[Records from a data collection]
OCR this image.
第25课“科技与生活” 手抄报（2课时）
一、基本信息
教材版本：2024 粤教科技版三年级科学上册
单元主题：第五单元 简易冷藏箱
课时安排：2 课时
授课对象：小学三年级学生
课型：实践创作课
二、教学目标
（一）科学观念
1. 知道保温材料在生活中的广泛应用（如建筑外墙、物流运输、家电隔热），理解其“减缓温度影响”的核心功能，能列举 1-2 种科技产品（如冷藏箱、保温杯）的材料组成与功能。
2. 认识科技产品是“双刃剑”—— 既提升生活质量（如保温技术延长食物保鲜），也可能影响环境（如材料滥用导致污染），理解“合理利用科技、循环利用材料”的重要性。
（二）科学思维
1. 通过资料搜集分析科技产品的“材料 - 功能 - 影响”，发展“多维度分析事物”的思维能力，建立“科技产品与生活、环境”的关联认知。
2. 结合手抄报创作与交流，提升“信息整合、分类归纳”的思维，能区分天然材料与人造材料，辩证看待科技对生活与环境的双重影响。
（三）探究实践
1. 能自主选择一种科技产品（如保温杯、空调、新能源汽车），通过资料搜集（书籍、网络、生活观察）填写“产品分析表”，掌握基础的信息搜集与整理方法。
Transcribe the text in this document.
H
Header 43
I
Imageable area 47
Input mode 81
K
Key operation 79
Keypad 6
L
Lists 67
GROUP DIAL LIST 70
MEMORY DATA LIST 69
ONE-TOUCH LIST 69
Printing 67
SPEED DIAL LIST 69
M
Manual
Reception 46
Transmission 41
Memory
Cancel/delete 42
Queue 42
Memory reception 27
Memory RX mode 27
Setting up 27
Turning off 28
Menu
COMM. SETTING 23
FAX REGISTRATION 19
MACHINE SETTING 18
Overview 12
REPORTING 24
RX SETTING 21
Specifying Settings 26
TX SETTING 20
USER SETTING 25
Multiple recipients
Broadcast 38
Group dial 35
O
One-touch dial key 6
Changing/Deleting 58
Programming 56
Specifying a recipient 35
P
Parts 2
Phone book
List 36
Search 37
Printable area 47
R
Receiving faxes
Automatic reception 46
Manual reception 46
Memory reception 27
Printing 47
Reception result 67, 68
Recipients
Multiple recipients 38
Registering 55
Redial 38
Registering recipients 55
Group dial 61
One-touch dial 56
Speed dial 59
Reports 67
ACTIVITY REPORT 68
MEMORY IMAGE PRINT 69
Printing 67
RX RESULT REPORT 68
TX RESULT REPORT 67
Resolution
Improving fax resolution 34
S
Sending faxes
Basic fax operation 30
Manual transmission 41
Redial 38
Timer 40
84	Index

§ **SHORT PROBLEM**
Gather all lines of the records that include the word "Registering".

§ **CORRECT RESULT**
Registering 55
Registering recipients 55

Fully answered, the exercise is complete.